** THE REQUEST **
Repeat, exactly and completely, the material that follows. Omit the pictures.

** ENTRIES PROVIDED **
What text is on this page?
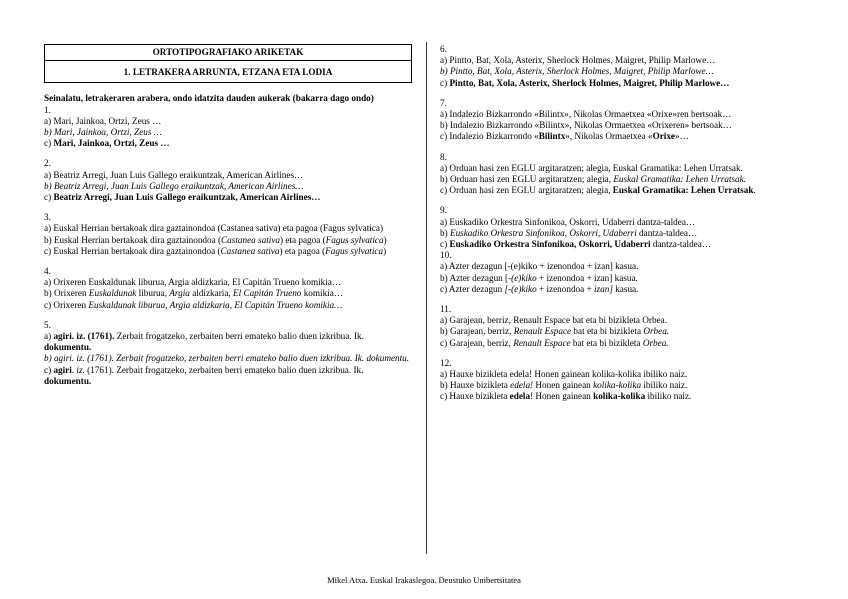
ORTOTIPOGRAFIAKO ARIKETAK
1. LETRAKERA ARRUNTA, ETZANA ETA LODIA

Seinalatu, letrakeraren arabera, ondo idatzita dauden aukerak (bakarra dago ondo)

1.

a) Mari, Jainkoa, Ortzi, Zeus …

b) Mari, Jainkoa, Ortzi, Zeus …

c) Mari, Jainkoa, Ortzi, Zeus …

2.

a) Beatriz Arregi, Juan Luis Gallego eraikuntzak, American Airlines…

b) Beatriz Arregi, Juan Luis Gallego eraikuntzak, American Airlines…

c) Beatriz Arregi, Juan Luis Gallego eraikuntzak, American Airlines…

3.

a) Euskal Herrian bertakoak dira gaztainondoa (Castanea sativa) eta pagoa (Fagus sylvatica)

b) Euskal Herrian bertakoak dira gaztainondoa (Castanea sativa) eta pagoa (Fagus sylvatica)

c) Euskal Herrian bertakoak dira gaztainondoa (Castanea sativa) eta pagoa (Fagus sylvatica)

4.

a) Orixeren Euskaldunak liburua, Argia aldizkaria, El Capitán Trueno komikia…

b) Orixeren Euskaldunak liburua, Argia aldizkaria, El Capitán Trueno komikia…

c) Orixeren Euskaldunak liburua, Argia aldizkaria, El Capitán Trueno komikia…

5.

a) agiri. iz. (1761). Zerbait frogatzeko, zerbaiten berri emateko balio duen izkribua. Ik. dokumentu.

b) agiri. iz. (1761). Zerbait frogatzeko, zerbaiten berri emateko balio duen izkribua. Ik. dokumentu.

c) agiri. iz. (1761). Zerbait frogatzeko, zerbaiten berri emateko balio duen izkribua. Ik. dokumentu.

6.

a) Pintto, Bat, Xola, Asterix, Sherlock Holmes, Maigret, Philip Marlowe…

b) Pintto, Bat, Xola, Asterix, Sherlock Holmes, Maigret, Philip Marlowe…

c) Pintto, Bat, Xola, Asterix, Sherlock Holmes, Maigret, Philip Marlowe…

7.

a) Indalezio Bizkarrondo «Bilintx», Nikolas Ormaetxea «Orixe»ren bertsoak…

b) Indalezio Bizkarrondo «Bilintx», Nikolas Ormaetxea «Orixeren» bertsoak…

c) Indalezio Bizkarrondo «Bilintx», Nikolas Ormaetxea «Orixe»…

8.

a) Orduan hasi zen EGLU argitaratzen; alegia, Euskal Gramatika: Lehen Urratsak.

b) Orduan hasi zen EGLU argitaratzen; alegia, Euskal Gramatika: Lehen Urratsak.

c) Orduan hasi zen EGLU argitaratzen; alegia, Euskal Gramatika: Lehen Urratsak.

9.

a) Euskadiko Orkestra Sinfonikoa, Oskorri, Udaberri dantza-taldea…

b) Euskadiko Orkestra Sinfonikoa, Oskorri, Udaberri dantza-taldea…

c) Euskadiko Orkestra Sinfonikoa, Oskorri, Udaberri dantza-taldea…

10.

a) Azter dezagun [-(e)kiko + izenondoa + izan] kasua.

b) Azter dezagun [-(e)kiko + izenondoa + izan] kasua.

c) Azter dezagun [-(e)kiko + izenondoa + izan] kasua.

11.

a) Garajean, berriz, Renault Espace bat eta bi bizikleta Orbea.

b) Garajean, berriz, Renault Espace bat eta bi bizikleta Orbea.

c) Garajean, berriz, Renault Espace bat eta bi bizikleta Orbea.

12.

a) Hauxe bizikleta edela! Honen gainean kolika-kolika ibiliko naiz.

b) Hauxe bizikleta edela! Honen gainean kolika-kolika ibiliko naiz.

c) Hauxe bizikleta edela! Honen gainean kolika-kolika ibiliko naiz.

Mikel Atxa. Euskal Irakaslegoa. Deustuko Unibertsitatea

** COMPLETE OUTPUT **
What text is on this page?
ORTOTIPOGRAFIAKO ARIKETAK
1. LETRAKERA ARRUNTA, ETZANA ETA LODIA

Seinalatu, letrakeraren arabera, ondo idatzita dauden aukerak (bakarra dago ondo)

1.

a) Mari, Jainkoa, Ortzi, Zeus …

b) Mari, Jainkoa, Ortzi, Zeus …

c) Mari, Jainkoa, Ortzi, Zeus …

2.

a) Beatriz Arregi, Juan Luis Gallego eraikuntzak, American Airlines…

b) Beatriz Arregi, Juan Luis Gallego eraikuntzak, American Airlines…

c) Beatriz Arregi, Juan Luis Gallego eraikuntzak, American Airlines…

3.

a) Euskal Herrian bertakoak dira gaztainondoa (Castanea sativa) eta pagoa (Fagus sylvatica)

b) Euskal Herrian bertakoak dira gaztainondoa (Castanea sativa) eta pagoa (Fagus sylvatica)

c) Euskal Herrian bertakoak dira gaztainondoa (Castanea sativa) eta pagoa (Fagus sylvatica)

4.

a) Orixeren Euskaldunak liburua, Argia aldizkaria, El Capitán Trueno komikia…

b) Orixeren Euskaldunak liburua, Argia aldizkaria, El Capitán Trueno komikia…

c) Orixeren Euskaldunak liburua, Argia aldizkaria, El Capitán Trueno komikia…

5.

a) agiri. iz. (1761). Zerbait frogatzeko, zerbaiten berri emateko balio duen izkribua. Ik. dokumentu.

b) agiri. iz. (1761). Zerbait frogatzeko, zerbaiten berri emateko balio duen izkribua. Ik. dokumentu.

c) agiri. iz. (1761). Zerbait frogatzeko, zerbaiten berri emateko balio duen izkribua. Ik. dokumentu.

6.

a) Pintto, Bat, Xola, Asterix, Sherlock Holmes, Maigret, Philip Marlowe…

b) Pintto, Bat, Xola, Asterix, Sherlock Holmes, Maigret, Philip Marlowe…

c) Pintto, Bat, Xola, Asterix, Sherlock Holmes, Maigret, Philip Marlowe…

7.

a) Indalezio Bizkarrondo «Bilintx», Nikolas Ormaetxea «Orixe»ren bertsoak…

b) Indalezio Bizkarrondo «Bilintx», Nikolas Ormaetxea «Orixeren» bertsoak…

c) Indalezio Bizkarrondo «Bilintx», Nikolas Ormaetxea «Orixe»…

8.

a) Orduan hasi zen EGLU argitaratzen; alegia, Euskal Gramatika: Lehen Urratsak.

b) Orduan hasi zen EGLU argitaratzen; alegia, Euskal Gramatika: Lehen Urratsak.

c) Orduan hasi zen EGLU argitaratzen; alegia, Euskal Gramatika: Lehen Urratsak.

9.

a) Euskadiko Orkestra Sinfonikoa, Oskorri, Udaberri dantza-taldea…

b) Euskadiko Orkestra Sinfonikoa, Oskorri, Udaberri dantza-taldea…

c) Euskadiko Orkestra Sinfonikoa, Oskorri, Udaberri dantza-taldea…

10.

a) Azter dezagun [-(e)kiko + izenondoa + izan] kasua.

b) Azter dezagun [-(e)kiko + izenondoa + izan] kasua.

c) Azter dezagun [-(e)kiko + izenondoa + izan] kasua.

11.

a) Garajean, berriz, Renault Espace bat eta bi bizikleta Orbea.

b) Garajean, berriz, Renault Espace bat eta bi bizikleta Orbea.

c) Garajean, berriz, Renault Espace bat eta bi bizikleta Orbea.

12.

a) Hauxe bizikleta edela! Honen gainean kolika-kolika ibiliko naiz.

b) Hauxe bizikleta edela! Honen gainean kolika-kolika ibiliko naiz.

c) Hauxe bizikleta edela! Honen gainean kolika-kolika ibiliko naiz.

Mikel Atxa. Euskal Irakaslegoa. Deustuko Unibertsitatea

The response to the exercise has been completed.